> [EXERCISE OBJECTIVE]
Lift every line from the entries that includes the word "البلدية".
-- BEGIN DATASET EXTRACT --
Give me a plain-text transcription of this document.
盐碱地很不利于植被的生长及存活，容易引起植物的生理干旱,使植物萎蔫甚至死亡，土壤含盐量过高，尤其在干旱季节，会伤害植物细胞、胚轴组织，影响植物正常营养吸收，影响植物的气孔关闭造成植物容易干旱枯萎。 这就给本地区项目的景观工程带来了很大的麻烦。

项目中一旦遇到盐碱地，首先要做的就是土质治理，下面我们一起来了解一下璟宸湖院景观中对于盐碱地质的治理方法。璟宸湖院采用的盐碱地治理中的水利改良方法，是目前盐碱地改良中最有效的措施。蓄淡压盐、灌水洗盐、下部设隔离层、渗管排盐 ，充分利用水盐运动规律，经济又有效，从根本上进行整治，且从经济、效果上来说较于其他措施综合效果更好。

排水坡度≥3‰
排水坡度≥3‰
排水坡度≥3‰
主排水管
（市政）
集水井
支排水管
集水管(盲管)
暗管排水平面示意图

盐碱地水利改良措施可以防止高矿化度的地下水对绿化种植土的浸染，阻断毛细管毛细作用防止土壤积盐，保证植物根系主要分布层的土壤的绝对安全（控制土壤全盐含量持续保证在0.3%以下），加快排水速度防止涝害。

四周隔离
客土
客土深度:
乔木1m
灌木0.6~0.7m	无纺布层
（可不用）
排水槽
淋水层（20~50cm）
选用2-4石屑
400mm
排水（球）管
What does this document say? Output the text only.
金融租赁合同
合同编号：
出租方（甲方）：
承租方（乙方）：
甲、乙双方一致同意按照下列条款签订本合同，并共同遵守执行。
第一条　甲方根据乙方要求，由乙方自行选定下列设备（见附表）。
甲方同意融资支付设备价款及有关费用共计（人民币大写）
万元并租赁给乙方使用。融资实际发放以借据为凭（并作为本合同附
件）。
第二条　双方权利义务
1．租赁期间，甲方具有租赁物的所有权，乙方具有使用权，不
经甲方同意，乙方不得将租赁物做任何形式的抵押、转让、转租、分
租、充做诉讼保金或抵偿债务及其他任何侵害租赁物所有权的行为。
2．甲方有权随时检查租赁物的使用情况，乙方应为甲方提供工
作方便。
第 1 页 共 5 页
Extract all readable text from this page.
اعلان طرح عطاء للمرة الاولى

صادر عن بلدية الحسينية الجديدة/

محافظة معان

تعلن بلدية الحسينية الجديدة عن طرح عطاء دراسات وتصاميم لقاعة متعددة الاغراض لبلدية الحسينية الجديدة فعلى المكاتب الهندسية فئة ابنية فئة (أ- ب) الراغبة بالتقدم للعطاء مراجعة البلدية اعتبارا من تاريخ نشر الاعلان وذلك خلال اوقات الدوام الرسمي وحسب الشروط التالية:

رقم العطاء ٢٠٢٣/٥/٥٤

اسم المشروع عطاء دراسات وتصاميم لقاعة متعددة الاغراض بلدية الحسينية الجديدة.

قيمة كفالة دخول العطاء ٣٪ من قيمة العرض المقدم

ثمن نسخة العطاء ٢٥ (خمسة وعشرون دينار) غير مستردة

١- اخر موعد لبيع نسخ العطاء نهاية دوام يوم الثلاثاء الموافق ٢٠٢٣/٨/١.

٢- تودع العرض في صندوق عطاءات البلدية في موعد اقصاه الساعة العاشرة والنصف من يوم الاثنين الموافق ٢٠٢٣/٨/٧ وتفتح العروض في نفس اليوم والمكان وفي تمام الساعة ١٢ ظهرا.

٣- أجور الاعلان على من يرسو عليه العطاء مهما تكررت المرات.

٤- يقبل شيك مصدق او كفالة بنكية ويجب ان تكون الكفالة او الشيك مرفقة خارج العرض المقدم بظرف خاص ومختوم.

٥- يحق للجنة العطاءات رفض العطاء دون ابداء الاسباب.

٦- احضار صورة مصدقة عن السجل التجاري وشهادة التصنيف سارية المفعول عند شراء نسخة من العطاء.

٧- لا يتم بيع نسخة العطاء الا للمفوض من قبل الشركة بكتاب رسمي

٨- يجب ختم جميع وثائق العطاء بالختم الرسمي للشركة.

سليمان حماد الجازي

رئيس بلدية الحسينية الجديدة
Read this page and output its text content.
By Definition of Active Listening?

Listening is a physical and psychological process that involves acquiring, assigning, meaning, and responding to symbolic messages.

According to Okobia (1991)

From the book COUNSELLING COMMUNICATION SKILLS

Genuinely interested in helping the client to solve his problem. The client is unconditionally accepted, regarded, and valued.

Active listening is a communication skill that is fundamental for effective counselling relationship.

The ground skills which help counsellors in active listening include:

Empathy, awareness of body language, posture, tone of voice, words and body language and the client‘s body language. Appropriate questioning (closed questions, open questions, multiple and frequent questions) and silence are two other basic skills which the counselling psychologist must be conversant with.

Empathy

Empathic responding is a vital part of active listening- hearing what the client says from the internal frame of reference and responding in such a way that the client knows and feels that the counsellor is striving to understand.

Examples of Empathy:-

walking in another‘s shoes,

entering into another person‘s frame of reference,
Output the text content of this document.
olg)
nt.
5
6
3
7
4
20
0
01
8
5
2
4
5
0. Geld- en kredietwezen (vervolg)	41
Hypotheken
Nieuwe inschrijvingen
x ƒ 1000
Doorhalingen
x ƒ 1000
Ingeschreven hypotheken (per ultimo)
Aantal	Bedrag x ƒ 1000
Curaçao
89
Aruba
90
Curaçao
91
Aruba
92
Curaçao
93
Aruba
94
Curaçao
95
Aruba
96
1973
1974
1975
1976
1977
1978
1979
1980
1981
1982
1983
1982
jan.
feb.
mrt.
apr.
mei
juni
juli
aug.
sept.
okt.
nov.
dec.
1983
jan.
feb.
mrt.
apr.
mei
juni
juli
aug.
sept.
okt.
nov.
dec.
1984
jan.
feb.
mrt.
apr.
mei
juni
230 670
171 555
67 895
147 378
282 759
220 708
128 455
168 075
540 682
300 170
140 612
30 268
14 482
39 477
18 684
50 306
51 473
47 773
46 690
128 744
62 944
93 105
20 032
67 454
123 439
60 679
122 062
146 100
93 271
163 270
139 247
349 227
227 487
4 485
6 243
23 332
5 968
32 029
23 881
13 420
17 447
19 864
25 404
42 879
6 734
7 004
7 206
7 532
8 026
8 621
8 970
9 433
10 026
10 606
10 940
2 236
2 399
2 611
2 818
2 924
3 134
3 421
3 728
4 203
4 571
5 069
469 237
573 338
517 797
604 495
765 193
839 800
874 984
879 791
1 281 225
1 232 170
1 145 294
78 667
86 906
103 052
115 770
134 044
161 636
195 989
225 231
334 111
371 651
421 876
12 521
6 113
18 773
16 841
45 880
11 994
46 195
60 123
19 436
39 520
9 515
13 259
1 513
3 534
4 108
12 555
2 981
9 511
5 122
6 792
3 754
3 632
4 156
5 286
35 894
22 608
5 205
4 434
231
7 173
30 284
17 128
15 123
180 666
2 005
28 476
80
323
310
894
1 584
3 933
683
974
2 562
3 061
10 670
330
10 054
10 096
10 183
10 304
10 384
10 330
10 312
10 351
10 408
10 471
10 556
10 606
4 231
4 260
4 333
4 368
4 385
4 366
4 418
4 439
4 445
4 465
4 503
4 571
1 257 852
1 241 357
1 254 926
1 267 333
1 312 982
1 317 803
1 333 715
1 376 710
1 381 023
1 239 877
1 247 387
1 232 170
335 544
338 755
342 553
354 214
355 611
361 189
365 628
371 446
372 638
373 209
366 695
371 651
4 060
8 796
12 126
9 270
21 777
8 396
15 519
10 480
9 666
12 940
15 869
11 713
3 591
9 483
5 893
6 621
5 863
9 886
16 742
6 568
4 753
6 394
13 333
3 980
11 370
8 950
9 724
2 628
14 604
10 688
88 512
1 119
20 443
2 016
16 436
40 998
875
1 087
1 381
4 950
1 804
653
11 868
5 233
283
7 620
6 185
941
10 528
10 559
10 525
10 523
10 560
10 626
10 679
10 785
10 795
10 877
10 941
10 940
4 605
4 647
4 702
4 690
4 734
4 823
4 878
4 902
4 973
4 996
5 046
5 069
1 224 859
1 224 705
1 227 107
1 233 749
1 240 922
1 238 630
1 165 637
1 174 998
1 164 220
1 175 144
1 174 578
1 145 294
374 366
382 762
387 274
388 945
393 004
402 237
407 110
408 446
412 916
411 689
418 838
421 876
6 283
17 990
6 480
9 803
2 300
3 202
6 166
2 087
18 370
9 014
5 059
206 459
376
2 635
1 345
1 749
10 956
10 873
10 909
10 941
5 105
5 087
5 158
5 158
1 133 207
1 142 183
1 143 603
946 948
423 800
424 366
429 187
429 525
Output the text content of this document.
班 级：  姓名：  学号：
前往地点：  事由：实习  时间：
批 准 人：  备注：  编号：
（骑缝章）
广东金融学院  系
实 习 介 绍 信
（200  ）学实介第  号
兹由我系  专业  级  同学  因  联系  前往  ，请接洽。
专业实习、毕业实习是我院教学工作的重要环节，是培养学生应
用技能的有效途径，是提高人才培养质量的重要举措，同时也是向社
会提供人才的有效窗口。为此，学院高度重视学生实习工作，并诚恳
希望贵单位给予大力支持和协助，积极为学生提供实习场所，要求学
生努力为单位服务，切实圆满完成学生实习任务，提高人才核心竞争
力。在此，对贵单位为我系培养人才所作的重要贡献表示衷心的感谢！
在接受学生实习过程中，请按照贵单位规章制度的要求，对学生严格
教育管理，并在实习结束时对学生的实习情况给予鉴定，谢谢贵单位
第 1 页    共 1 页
-- END DATASET EXTRACT --
> [SOLUTION FOR THIS PROBLEM]
تعلن بلدية الحسينية الجديدة عن طرح عطاء دراسات وتصاميم لقاعة متعددة الاغراض لبلدية الحسينية الجديدة فعلى المكاتب الهندسية فئة ابنية فئة (أ- ب) الراغبة بالتقدم للعطاء مراجعة البلدية اعتبارا من تاريخ نشر الاعلان وذلك خلال اوقات الدوام الرسمي وحسب الشروط التالية:
٢- تودع العرض في صندوق عطاءات البلدية في موعد اقصاه الساعة العاشرة والنصف من يوم الاثنين الموافق ٢٠٢٣/٨/٧ وتفتح العروض في نفس اليوم والمكان وفي تمام الساعة ١٢ ظهرا.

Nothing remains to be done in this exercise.